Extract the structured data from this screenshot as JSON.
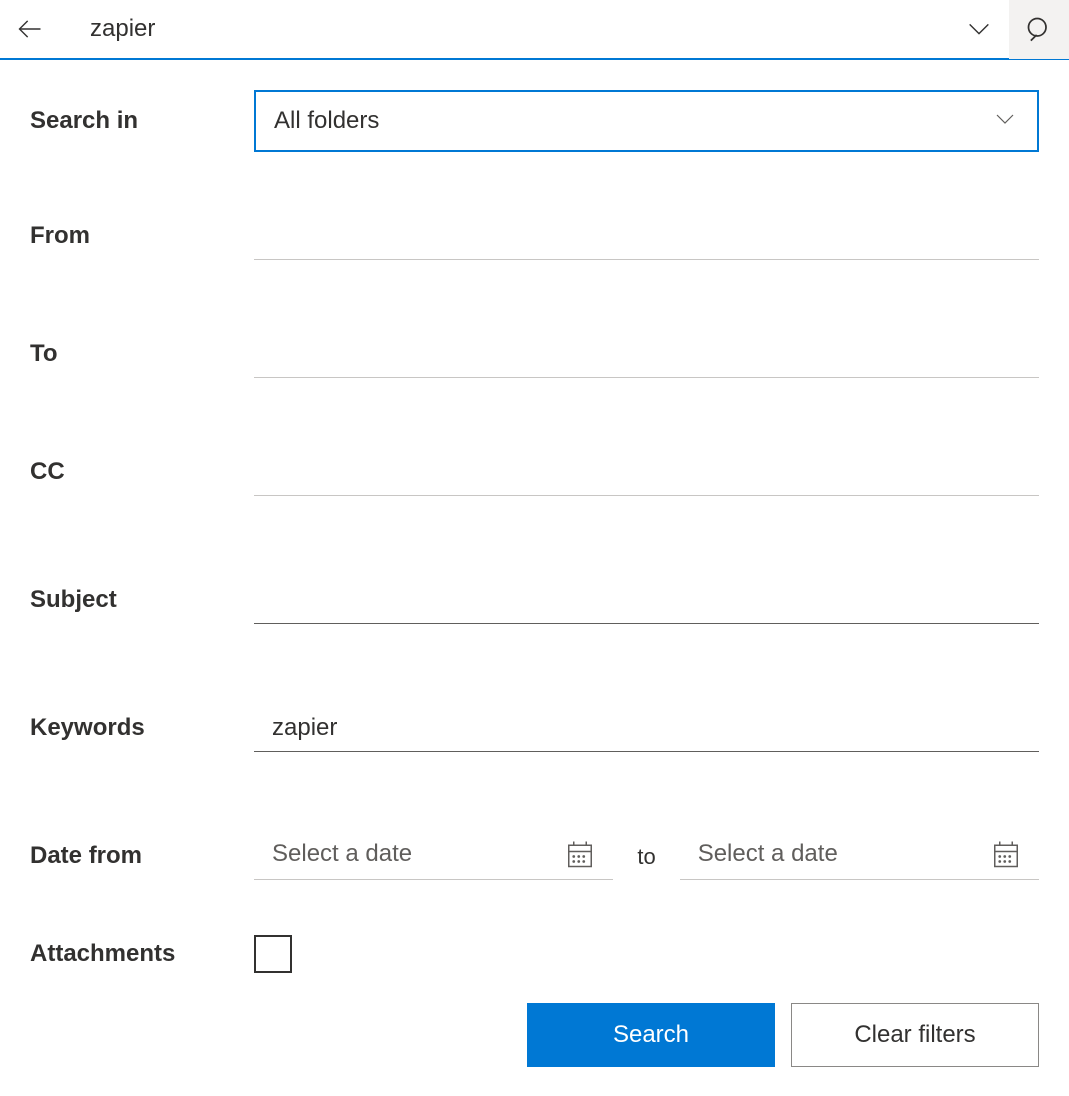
{
  "topbar": {
    "query": "zapier"
  },
  "form": {
    "search_in": {
      "label": "Search in",
      "value": "All folders"
    },
    "from": {
      "label": "From",
      "value": ""
    },
    "to": {
      "label": "To",
      "value": ""
    },
    "cc": {
      "label": "CC",
      "value": ""
    },
    "subject": {
      "label": "Subject",
      "value": ""
    },
    "keywords": {
      "label": "Keywords",
      "value": "zapier"
    },
    "date_from": {
      "label": "Date from",
      "placeholder_start": "Select a date",
      "separator": "to",
      "placeholder_end": "Select a date"
    },
    "attachments": {
      "label": "Attachments"
    }
  },
  "buttons": {
    "search": "Search",
    "clear": "Clear filters"
  }
}
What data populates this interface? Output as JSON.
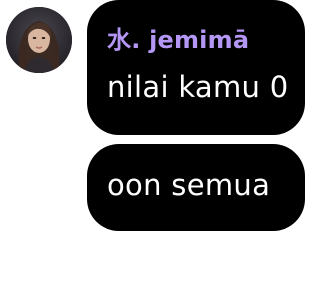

- THE PROBLEM -
Excluding the pictures, restate the records above word for word.

- THE COMPLETED TASK -
Extract the structured data from this screenshot as JSON.
{
  "topbar": {
    "query": "zapier"
  },
  "form": {
    "search_in": {
      "label": "Search in",
      "value": "All folders"
    },
    "from": {
      "label": "From",
      "value": ""
    },
    "to": {
      "label": "To",
      "value": ""
    },
    "cc": {
      "label": "CC",
      "value": ""
    },
    "subject": {
      "label": "Subject",
      "value": ""
    },
    "keywords": {
      "label": "Keywords",
      "value": "zapier"
    },
    "date_from": {
      "label": "Date from",
      "placeholder_start": "Select a date",
      "separator": "to",
      "placeholder_end": "Select a date"
    },
    "attachments": {
      "label": "Attachments"
    }
  },
  "buttons": {
    "search": "Search",
    "clear": "Clear filters"
  }
}
What data populates this interface? Output as JSON.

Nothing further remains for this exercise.